WHAT NEEDS TO BE DONE
Reproduce the listing word for word. Skip any image.

Stored entries:
• • • •
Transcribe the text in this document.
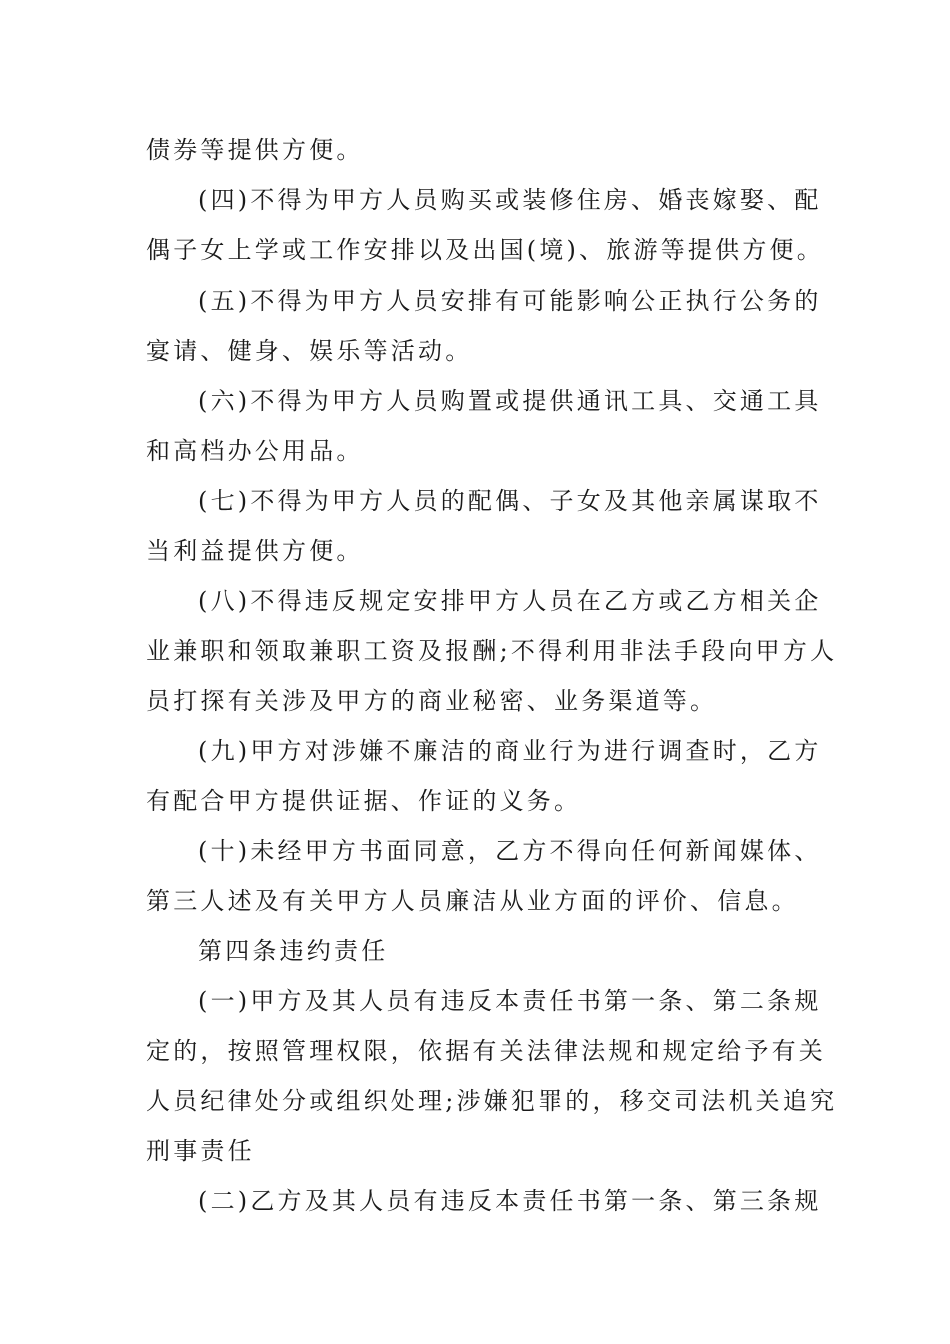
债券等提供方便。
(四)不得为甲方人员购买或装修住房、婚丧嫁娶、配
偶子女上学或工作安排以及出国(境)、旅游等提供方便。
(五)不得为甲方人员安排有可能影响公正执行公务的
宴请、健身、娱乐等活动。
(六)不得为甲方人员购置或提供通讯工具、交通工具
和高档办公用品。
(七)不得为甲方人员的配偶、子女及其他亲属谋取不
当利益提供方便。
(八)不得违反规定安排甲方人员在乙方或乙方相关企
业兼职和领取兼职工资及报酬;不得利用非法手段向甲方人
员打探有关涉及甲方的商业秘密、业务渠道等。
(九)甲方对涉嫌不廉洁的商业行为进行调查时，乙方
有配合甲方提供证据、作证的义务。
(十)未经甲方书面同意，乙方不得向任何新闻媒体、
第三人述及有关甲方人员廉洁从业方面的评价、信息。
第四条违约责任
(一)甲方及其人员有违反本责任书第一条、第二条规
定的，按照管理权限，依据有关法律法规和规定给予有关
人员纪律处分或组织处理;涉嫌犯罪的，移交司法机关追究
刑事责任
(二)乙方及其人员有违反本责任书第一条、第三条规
• • • •
TASK OUTPUT
Transcribe the text in this document.
债券等提供方便。
(四)不得为甲方人员购买或装修住房、婚丧嫁娶、配
偶子女上学或工作安排以及出国(境)、旅游等提供方便。
(五)不得为甲方人员安排有可能影响公正执行公务的
宴请、健身、娱乐等活动。
(六)不得为甲方人员购置或提供通讯工具、交通工具
和高档办公用品。
(七)不得为甲方人员的配偶、子女及其他亲属谋取不
当利益提供方便。
(八)不得违反规定安排甲方人员在乙方或乙方相关企
业兼职和领取兼职工资及报酬;不得利用非法手段向甲方人
员打探有关涉及甲方的商业秘密、业务渠道等。
(九)甲方对涉嫌不廉洁的商业行为进行调查时，乙方
有配合甲方提供证据、作证的义务。
(十)未经甲方书面同意，乙方不得向任何新闻媒体、
第三人述及有关甲方人员廉洁从业方面的评价、信息。
第四条违约责任
(一)甲方及其人员有违反本责任书第一条、第二条规
定的，按照管理权限，依据有关法律法规和规定给予有关
人员纪律处分或组织处理;涉嫌犯罪的，移交司法机关追究
刑事责任
(二)乙方及其人员有违反本责任书第一条、第三条规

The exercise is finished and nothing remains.